Provided text:
===
Mon, 09/28/2009 - 19:30

Just wanted to get some discussion going.

The best method I have seen for diagramming multilevel SEM appears in Mehta and Neale (2005). Their method is very compact, and maps completely onto the matrix expression for two-level models. Random slopes are represented as latent variables with definition variables as loadings. The method has the further benefit of being "collapsible" in that variables treated in a redundant manner can be collapsed into single variables without becoming inconsistent with the matrix expression.

This method works well for 2-level models with manifest predictors, but if we wish to diagram a random slope for a latent predictor, there's nothing concrete to "put" in the loadings, so the method is not as general as one would hope. Other traditions represent multilevel SEM with distinct "within" and "between" submodels, and mark random coefficients in the "within" model with darkened circles, corresponding to latent variables in the "between" model. This notation is compact, and complete to those who know how to interpret the diagrams, but the mapping between matrix expression and diagram is not as 1-to-1 as for simpler models.

Another problem area involves diagramming latent variable interactions. I take it we don't want to have arrows pointing at other arrows (although arrows pointing at random slopes is okay if they are represented as latent variables), but neither do we want products of latent variables in the diagrams (or do we?).

About a year ago Tim Brick and I made a graphics proposal and passed it around.

We were pushing at the boundaries of how one might think about multilevel and multigroup models. For instance, I believe that there is a difference in complexity of thought associated with models represented in Steve Raudenbush's HLM formulation compared with other matrix formulations. In my opinion, this is one reason that HLM caught on even though the program itself is absurdly difficult to use.
===
Listed entries:
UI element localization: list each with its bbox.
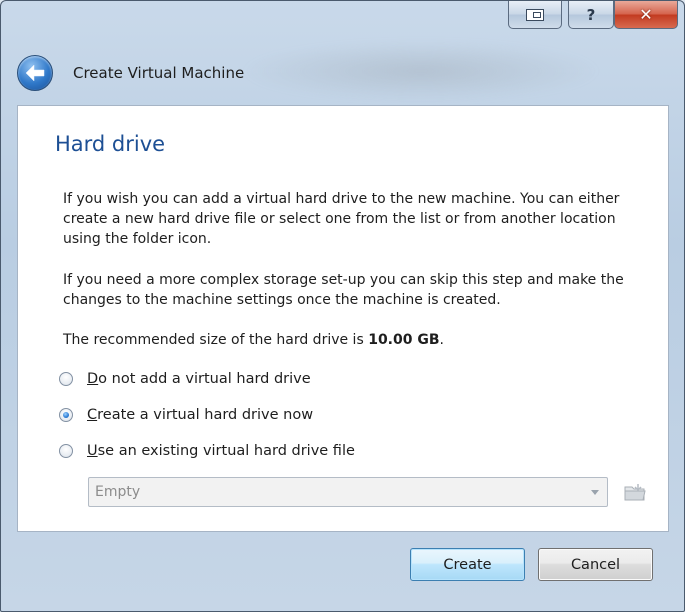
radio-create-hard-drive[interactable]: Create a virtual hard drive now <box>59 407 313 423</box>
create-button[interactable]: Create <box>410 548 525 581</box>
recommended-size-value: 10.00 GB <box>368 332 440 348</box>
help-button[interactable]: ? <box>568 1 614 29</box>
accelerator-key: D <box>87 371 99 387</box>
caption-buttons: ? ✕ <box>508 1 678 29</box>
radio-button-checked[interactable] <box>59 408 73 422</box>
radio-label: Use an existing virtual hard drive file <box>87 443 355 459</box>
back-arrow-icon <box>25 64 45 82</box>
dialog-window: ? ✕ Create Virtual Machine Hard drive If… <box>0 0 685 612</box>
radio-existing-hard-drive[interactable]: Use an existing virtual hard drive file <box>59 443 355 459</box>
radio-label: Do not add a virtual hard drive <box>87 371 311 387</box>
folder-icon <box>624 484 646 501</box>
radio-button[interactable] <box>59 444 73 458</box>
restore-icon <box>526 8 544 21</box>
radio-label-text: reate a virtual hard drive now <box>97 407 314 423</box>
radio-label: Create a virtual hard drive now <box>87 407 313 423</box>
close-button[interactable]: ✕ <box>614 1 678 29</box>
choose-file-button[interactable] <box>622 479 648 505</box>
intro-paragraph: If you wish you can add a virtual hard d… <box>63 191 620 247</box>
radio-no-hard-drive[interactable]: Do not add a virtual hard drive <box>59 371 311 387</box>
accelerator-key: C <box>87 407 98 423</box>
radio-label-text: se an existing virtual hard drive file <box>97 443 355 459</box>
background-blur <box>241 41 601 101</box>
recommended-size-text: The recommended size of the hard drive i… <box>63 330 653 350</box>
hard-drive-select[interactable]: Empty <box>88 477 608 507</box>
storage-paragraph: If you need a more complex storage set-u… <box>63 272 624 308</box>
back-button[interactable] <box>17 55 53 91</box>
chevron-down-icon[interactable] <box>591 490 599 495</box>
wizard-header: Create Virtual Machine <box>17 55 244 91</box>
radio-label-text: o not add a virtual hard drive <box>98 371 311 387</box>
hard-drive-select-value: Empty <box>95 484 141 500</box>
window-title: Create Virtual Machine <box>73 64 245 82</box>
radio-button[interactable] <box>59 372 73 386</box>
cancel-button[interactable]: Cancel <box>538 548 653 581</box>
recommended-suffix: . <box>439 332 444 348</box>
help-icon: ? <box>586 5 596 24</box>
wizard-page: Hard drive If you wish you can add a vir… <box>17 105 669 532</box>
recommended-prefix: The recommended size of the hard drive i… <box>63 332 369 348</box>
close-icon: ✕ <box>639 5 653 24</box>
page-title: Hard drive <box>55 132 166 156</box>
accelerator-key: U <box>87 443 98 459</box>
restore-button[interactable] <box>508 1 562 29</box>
===
List of tasks:
(1) List every person named in the forum post on diagramming multilevel SEM.
(2) Summarize the forum post on diagramming multilevel SEM in two sentences.

Results:
(1)
- Mehta
- Neale
- Tim Brick
- Steve Raudenbush

(2) The Mehta and Neale (2005) method diagrams multilevel SEM compactly and maps completely onto the matrix expression for two-level models by representing random slopes as latent variables with definition variables as loadings. It is less general for random slopes on latent predictors, other traditions use separate "within" and "between" submodels, and diagramming latent variable interactions remains a problem area.